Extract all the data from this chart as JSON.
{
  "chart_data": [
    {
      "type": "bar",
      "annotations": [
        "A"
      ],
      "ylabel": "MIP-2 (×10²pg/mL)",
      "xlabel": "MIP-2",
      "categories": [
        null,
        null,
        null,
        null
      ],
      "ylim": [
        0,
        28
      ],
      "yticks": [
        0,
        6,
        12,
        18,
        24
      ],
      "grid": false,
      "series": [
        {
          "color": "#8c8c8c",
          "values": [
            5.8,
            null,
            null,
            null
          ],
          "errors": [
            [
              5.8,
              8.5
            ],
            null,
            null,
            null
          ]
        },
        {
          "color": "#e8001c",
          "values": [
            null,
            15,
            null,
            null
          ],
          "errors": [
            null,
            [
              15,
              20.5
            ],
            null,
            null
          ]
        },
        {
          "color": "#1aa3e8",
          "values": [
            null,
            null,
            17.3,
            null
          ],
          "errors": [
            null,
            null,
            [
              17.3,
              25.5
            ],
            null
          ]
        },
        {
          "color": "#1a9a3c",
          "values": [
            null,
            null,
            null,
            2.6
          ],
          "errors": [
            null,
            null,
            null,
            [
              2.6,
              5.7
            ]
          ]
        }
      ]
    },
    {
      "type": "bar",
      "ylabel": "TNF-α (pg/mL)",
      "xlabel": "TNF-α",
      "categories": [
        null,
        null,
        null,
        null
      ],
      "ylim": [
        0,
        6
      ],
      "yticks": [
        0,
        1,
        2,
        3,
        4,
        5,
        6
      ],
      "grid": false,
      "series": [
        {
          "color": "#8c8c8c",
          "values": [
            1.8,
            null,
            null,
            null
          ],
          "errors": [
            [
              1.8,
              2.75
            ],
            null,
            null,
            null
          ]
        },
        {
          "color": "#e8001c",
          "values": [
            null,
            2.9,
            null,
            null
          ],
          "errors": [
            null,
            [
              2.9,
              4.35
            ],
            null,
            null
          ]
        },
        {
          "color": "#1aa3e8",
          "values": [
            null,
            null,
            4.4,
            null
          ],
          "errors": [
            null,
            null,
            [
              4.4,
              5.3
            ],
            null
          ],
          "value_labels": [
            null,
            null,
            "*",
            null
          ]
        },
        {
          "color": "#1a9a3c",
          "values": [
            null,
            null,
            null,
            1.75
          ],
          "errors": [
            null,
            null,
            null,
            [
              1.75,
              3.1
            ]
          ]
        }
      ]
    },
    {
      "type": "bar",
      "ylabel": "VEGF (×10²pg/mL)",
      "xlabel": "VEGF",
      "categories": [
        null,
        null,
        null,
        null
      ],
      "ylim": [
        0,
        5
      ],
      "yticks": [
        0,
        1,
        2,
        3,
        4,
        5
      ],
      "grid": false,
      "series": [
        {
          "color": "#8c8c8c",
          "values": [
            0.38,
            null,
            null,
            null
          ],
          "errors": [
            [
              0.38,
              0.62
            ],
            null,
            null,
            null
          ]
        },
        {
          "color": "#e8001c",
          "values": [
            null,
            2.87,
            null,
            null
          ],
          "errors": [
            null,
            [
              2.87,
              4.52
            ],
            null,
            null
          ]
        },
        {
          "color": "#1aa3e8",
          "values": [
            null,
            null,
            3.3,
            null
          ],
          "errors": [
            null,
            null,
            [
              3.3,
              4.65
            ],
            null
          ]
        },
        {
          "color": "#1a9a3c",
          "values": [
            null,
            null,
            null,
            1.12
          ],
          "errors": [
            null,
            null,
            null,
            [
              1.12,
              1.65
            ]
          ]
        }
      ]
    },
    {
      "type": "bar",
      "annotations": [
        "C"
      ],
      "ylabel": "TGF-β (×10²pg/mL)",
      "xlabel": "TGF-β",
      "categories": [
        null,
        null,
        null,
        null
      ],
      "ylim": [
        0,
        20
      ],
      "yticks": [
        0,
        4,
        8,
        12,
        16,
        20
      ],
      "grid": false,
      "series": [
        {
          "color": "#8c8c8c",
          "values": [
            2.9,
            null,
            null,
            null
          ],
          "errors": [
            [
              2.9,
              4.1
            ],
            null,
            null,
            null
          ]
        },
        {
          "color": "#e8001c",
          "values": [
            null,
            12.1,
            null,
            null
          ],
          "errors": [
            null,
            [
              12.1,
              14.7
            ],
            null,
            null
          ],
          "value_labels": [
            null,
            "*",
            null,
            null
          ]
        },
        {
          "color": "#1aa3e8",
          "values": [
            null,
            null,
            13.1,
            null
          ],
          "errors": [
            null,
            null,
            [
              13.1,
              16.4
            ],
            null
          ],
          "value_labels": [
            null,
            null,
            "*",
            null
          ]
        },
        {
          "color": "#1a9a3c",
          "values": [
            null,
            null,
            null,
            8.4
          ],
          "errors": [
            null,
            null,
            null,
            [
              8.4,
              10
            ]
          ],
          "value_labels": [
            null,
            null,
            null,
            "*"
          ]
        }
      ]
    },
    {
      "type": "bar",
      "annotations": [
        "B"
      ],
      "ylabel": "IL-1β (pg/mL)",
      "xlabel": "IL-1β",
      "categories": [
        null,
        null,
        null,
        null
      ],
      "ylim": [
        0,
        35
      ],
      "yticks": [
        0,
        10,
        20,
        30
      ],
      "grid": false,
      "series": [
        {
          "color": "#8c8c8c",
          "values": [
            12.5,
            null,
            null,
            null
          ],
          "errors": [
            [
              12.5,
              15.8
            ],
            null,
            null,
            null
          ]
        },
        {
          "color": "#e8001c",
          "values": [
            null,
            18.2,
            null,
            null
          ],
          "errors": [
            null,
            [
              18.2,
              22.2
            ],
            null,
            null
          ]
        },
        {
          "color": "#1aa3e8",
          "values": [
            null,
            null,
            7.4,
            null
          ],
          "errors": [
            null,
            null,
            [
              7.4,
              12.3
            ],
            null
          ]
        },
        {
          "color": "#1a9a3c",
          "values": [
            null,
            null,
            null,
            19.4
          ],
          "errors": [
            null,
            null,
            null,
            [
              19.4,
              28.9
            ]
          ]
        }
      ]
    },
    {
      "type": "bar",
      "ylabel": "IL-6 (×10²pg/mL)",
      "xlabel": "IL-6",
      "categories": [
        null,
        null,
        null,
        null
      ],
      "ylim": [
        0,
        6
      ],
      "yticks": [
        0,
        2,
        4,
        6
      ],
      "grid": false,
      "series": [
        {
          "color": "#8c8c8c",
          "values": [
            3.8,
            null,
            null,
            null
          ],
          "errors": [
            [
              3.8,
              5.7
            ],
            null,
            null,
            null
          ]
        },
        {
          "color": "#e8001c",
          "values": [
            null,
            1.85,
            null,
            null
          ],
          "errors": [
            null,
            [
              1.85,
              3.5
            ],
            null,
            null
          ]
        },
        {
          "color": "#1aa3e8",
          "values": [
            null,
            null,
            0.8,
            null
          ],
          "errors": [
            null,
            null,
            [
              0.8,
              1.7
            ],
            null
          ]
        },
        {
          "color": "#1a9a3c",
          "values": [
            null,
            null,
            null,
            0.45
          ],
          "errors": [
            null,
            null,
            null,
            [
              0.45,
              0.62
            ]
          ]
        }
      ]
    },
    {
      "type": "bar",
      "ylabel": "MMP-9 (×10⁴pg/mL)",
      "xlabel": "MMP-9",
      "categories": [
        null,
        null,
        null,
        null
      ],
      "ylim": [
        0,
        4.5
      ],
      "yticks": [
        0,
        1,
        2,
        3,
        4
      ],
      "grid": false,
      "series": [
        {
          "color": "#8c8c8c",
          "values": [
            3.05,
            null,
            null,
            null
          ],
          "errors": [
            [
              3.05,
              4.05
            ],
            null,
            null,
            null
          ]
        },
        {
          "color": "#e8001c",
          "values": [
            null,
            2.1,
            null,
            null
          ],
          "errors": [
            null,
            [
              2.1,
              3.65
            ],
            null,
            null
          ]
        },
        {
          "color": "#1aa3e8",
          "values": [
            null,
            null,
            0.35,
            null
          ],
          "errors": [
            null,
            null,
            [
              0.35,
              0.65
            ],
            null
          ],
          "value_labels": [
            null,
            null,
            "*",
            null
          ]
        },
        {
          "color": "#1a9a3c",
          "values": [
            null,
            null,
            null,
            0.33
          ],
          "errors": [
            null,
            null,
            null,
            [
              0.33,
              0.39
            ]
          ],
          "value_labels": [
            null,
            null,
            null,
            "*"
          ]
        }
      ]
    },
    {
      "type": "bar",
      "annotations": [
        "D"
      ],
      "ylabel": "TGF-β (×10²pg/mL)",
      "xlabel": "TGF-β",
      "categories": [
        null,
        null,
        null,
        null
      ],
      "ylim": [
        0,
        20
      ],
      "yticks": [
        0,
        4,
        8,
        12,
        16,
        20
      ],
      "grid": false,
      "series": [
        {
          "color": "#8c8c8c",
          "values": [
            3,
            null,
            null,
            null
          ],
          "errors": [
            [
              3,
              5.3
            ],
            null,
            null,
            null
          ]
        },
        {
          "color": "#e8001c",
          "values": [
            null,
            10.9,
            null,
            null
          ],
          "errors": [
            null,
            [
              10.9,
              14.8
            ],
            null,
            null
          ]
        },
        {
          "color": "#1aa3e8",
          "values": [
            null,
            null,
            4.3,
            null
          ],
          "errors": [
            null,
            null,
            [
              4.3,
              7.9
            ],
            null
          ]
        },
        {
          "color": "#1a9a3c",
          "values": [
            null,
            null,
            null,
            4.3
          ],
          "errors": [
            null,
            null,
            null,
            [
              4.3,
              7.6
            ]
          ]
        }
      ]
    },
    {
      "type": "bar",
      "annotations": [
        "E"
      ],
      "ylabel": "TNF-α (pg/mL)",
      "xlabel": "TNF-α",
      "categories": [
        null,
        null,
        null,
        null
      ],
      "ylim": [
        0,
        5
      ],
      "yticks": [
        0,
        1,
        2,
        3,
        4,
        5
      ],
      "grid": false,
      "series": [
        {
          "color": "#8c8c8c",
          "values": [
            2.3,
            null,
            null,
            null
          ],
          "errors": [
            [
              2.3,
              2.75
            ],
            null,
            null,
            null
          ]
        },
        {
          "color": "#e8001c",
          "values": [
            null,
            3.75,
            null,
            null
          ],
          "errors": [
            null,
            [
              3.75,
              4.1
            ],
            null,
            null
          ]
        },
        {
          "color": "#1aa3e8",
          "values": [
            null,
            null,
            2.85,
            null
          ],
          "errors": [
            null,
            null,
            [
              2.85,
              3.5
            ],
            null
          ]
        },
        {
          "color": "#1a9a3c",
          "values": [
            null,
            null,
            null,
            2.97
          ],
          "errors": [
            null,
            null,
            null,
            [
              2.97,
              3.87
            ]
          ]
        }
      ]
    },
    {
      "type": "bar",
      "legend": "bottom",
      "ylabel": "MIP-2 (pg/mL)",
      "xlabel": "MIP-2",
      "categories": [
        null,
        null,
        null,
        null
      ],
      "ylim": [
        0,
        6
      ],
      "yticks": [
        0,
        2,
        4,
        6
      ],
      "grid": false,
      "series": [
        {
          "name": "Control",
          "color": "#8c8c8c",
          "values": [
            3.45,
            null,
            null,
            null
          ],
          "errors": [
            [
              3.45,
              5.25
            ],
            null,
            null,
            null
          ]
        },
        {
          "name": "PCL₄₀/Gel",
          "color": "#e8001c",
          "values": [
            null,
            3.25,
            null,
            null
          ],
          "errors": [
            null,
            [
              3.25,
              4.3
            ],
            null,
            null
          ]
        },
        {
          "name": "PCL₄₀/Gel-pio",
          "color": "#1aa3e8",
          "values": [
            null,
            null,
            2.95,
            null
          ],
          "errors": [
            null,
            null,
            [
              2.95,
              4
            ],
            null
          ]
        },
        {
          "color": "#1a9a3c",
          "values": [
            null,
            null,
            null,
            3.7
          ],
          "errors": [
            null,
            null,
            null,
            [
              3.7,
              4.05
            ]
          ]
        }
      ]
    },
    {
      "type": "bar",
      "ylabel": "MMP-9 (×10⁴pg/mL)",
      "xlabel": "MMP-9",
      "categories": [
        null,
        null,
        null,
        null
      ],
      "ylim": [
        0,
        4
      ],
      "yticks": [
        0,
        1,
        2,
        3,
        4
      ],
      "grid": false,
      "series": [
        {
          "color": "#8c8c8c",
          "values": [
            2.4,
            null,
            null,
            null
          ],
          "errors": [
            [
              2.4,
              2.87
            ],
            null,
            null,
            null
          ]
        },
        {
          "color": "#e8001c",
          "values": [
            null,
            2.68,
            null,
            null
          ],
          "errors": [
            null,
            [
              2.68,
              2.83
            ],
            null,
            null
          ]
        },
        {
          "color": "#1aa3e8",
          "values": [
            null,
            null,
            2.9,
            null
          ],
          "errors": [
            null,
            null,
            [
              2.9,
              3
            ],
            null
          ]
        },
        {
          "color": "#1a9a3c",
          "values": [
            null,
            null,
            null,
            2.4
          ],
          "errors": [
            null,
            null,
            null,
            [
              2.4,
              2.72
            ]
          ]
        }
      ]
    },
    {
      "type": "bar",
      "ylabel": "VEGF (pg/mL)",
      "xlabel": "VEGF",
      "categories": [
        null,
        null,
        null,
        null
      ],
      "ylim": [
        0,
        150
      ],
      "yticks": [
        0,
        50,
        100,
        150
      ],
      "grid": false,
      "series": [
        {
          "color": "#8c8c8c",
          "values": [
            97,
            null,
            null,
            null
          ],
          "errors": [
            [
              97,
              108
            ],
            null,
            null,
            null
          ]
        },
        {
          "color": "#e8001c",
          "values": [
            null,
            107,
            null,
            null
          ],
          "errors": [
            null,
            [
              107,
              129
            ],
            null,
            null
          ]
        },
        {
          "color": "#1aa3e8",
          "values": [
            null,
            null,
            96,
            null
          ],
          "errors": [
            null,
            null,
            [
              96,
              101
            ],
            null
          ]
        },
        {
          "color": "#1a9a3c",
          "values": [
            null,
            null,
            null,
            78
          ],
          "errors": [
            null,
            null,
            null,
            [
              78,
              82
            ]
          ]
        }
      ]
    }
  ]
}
▬▬▬▬▬▬▬▬▬▬
Problem statement -> In the material above, show every line where the word "name" turns up.

Result for this task ->
          "name": "Control",
          "name": "PCL₄₀/Gel",
          "name": "PCL₄₀/Gel-pio",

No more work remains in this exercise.